::: MATERIAL TO PROCESS

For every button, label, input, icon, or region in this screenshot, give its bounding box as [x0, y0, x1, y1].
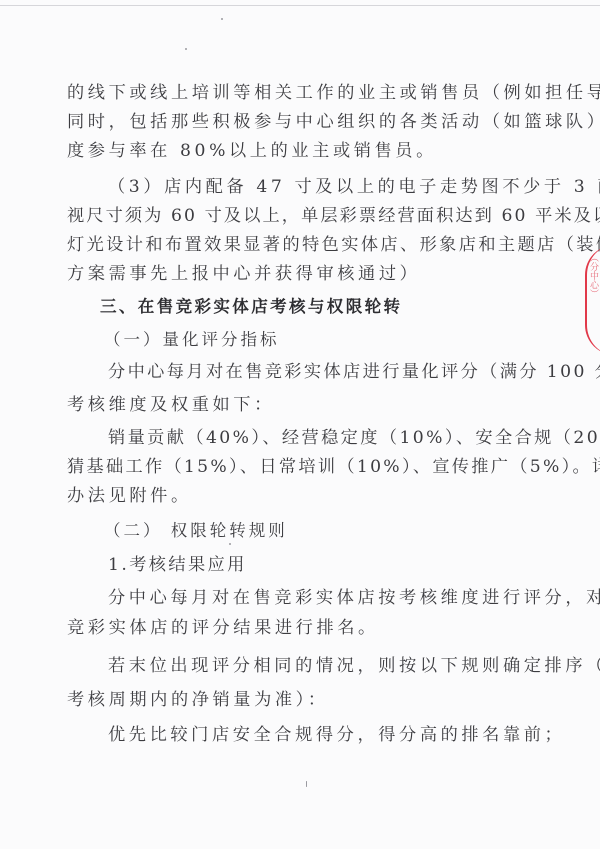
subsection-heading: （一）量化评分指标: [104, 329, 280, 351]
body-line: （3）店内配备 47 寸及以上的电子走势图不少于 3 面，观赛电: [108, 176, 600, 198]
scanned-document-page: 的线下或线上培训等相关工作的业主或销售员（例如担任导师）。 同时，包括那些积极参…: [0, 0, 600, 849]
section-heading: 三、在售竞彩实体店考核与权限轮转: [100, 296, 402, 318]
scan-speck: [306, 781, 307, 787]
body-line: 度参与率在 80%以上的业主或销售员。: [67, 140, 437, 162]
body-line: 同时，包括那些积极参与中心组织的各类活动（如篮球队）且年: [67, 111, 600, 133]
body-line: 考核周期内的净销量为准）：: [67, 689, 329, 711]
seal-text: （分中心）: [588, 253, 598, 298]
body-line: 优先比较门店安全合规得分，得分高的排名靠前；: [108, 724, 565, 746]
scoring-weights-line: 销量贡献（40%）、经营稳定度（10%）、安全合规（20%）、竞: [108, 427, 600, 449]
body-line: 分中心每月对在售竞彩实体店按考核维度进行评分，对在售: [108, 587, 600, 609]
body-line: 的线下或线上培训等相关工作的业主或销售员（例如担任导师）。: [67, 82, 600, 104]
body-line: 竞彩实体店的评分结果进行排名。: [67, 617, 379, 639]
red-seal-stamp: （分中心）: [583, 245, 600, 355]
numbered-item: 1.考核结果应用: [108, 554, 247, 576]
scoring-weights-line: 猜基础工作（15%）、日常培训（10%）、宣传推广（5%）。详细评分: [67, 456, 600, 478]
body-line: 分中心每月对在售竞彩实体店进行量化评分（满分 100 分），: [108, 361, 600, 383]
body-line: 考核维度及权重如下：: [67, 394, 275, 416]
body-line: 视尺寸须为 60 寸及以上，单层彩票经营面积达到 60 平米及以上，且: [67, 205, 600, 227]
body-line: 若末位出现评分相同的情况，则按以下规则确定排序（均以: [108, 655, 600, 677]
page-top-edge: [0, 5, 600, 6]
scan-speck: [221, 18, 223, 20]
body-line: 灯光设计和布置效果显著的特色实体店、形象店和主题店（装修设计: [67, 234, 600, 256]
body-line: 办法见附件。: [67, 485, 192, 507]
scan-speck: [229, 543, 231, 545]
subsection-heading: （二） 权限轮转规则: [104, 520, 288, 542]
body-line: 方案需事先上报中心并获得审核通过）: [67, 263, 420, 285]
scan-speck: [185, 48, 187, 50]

::::::

#### [PROBLEM TO WORK ON]
Please copy every line of the listing above without any change, leaving out the pictures.

#### [SOLUTION TO THE PROBLEM]
For every button, label, input, icon, or region in this screenshot, give its bounding box as [x0, y0, x1, y1].
subsection-heading: （一）量化评分指标: [104, 329, 280, 351]
body-line: （3）店内配备 47 寸及以上的电子走势图不少于 3 面，观赛电: [108, 176, 600, 198]
scanned-document-page: 的线下或线上培训等相关工作的业主或销售员（例如担任导师）。 同时，包括那些积极参…: [0, 0, 600, 849]
section-heading: 三、在售竞彩实体店考核与权限轮转: [100, 296, 402, 318]
scan-speck: [306, 781, 307, 787]
body-line: 度参与率在 80%以上的业主或销售员。: [67, 140, 437, 162]
body-line: 同时，包括那些积极参与中心组织的各类活动（如篮球队）且年: [67, 111, 600, 133]
body-line: 考核周期内的净销量为准）：: [67, 689, 329, 711]
seal-text: （分中心）: [588, 253, 598, 298]
body-line: 优先比较门店安全合规得分，得分高的排名靠前；: [108, 724, 565, 746]
scoring-weights-line: 销量贡献（40%）、经营稳定度（10%）、安全合规（20%）、竞: [108, 427, 600, 449]
body-line: 分中心每月对在售竞彩实体店按考核维度进行评分，对在售: [108, 587, 600, 609]
body-line: 的线下或线上培训等相关工作的业主或销售员（例如担任导师）。: [67, 82, 600, 104]
body-line: 竞彩实体店的评分结果进行排名。: [67, 617, 379, 639]
red-seal-stamp: （分中心）: [583, 245, 600, 355]
numbered-item: 1.考核结果应用: [108, 554, 247, 576]
scoring-weights-line: 猜基础工作（15%）、日常培训（10%）、宣传推广（5%）。详细评分: [67, 456, 600, 478]
body-line: 分中心每月对在售竞彩实体店进行量化评分（满分 100 分），: [108, 361, 600, 383]
body-line: 考核维度及权重如下：: [67, 394, 275, 416]
body-line: 视尺寸须为 60 寸及以上，单层彩票经营面积达到 60 平米及以上，且: [67, 205, 600, 227]
body-line: 若末位出现评分相同的情况，则按以下规则确定排序（均以: [108, 655, 600, 677]
page-top-edge: [0, 5, 600, 6]
scan-speck: [221, 18, 223, 20]
body-line: 灯光设计和布置效果显著的特色实体店、形象店和主题店（装修设计: [67, 234, 600, 256]
body-line: 办法见附件。: [67, 485, 192, 507]
scan-speck: [229, 543, 231, 545]
subsection-heading: （二） 权限轮转规则: [104, 520, 288, 542]
body-line: 方案需事先上报中心并获得审核通过）: [67, 263, 420, 285]
scan-speck: [185, 48, 187, 50]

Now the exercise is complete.